## TASK BRIEF
Wherever the word "name" appears in a line, extract that line.

## INFORMATION SUPPLIED
* START *

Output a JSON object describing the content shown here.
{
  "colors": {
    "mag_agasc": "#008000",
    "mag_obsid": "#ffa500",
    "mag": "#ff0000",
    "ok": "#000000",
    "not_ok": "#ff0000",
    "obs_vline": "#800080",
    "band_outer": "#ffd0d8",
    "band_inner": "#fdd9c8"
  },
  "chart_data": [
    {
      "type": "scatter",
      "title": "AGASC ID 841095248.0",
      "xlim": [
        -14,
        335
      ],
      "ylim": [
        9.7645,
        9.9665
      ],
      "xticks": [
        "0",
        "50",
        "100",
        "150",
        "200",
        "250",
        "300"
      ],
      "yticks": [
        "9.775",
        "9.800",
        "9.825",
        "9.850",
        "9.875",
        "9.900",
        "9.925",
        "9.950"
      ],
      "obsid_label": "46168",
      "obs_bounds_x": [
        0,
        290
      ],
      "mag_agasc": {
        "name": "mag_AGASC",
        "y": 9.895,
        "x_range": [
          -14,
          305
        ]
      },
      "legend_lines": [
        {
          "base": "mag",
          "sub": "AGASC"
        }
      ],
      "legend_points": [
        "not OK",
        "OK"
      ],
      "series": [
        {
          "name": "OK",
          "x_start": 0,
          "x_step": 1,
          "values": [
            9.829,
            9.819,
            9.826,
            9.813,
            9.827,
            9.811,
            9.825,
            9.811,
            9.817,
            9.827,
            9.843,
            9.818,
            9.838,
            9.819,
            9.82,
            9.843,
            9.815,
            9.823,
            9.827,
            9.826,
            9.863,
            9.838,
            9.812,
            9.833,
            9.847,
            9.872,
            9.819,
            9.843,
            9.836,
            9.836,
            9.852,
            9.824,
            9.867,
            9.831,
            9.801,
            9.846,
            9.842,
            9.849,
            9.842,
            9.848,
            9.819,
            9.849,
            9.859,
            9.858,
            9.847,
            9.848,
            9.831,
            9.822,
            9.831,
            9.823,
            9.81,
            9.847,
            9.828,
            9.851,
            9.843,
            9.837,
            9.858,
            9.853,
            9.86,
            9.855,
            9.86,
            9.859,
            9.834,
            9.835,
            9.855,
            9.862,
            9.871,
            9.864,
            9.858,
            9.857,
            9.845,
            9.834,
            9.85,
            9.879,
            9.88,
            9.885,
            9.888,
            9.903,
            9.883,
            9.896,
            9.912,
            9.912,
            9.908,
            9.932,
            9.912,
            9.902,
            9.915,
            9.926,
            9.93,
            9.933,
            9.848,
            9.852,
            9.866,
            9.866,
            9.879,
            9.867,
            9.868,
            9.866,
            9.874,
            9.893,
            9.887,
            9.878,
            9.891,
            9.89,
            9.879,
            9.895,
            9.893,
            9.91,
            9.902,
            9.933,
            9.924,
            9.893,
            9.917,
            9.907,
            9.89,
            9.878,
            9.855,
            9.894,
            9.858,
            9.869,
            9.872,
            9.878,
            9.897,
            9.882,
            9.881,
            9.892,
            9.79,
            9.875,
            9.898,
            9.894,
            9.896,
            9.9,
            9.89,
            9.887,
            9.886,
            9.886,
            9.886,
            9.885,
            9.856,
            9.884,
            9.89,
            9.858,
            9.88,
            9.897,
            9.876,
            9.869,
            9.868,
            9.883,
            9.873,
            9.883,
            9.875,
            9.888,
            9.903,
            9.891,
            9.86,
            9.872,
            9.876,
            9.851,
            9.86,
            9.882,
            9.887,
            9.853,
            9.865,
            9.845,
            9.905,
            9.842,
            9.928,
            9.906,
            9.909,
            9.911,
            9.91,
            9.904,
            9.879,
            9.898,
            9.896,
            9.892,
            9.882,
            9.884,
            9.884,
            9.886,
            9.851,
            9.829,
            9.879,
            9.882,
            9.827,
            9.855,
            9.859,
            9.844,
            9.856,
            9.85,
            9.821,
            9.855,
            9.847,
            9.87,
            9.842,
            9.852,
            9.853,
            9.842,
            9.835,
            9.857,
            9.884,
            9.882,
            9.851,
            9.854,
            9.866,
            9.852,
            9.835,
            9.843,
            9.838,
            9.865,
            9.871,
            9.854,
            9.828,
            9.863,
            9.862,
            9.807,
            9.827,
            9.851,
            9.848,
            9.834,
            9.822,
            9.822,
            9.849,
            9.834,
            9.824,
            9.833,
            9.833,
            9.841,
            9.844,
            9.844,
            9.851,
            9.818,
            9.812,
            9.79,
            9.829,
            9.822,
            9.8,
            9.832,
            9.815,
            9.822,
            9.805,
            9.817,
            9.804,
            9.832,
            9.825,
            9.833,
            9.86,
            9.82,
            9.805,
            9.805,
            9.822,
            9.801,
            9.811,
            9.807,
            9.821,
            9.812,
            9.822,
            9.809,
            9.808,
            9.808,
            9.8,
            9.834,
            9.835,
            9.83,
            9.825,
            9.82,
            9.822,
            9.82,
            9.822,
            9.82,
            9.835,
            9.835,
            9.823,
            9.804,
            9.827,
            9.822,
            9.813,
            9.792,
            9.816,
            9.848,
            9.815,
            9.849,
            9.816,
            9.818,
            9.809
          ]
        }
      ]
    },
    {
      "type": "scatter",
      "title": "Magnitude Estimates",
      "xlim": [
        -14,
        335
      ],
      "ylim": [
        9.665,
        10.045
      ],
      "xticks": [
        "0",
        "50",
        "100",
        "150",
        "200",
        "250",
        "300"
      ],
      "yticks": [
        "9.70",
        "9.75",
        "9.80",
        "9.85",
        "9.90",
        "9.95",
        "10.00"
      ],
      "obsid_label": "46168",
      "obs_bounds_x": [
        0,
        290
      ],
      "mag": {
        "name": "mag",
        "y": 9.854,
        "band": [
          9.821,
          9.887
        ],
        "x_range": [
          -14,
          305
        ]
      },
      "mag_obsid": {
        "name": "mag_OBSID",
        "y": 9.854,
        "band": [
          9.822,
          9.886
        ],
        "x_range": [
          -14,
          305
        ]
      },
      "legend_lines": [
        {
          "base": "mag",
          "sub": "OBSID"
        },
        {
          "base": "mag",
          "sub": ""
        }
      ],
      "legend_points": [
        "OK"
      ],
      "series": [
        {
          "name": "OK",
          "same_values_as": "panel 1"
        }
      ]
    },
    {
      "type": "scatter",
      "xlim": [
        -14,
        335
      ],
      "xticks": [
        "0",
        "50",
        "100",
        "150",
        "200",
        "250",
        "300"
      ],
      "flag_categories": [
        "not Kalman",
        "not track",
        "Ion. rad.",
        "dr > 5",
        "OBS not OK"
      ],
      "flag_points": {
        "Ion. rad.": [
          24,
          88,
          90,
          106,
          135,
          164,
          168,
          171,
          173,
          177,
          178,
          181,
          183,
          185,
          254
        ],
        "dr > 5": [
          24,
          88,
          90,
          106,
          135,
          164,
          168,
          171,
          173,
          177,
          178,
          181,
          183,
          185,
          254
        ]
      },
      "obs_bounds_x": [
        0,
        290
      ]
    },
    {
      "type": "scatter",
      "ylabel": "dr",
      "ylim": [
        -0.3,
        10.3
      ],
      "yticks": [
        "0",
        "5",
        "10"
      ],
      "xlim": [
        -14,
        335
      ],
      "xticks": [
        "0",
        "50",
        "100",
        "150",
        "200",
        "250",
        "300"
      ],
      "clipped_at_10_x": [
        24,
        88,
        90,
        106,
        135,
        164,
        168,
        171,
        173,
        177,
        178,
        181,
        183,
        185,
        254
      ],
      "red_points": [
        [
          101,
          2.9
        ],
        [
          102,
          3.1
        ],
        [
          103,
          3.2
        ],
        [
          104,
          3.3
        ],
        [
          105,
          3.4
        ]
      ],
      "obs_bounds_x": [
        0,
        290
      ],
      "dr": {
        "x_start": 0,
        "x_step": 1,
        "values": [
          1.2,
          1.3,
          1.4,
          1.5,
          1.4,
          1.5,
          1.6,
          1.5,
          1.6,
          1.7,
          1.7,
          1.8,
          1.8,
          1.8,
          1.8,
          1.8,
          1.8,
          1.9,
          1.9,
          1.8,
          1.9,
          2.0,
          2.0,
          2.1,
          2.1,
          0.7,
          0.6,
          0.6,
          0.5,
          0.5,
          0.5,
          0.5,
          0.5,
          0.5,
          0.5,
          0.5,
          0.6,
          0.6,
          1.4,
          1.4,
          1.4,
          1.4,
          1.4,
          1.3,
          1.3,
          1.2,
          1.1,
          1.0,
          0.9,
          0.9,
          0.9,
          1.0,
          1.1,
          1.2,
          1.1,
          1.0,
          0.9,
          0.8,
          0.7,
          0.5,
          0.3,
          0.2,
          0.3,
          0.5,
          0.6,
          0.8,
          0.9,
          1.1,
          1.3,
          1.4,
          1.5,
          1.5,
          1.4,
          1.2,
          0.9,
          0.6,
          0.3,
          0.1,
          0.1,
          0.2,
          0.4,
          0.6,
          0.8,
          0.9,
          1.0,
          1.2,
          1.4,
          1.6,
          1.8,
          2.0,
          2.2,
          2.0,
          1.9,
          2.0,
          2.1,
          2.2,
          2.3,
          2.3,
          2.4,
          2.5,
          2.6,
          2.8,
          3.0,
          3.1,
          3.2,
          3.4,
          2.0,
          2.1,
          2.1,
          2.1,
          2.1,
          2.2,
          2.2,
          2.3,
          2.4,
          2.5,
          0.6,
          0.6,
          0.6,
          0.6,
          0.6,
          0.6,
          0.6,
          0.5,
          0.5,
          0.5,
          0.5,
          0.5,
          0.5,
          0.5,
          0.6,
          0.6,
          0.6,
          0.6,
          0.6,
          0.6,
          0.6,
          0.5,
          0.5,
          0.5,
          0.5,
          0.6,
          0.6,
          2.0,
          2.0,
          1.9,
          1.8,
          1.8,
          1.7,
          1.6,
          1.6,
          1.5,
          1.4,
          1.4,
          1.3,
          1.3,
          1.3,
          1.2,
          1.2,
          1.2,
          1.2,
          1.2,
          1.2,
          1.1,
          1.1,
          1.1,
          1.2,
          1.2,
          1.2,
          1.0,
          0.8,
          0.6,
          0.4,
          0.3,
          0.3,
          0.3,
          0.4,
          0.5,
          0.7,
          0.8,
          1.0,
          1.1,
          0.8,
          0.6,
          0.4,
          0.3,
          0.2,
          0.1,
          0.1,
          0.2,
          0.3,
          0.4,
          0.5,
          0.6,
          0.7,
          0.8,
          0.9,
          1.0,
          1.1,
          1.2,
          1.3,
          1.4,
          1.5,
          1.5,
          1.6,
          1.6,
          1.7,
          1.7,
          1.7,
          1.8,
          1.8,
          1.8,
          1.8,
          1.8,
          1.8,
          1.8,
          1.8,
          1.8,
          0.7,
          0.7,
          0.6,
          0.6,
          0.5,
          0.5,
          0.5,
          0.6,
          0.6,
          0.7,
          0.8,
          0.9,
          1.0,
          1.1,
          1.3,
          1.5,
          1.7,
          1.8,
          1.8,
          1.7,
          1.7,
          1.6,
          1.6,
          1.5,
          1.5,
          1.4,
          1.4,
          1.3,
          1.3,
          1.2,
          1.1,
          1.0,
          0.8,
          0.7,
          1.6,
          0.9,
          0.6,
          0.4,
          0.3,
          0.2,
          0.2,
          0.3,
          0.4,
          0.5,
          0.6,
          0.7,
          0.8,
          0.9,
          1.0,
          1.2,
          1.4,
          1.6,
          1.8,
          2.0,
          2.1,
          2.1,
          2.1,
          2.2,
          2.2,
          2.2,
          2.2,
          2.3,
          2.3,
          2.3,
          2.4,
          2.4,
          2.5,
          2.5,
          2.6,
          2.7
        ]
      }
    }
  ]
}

* END *

## RESULT FOR THIS TASK
        "name": "mag_AGASC",
          "name": "OK",
        "name": "mag",
        "name": "mag_OBSID",
          "name": "OK",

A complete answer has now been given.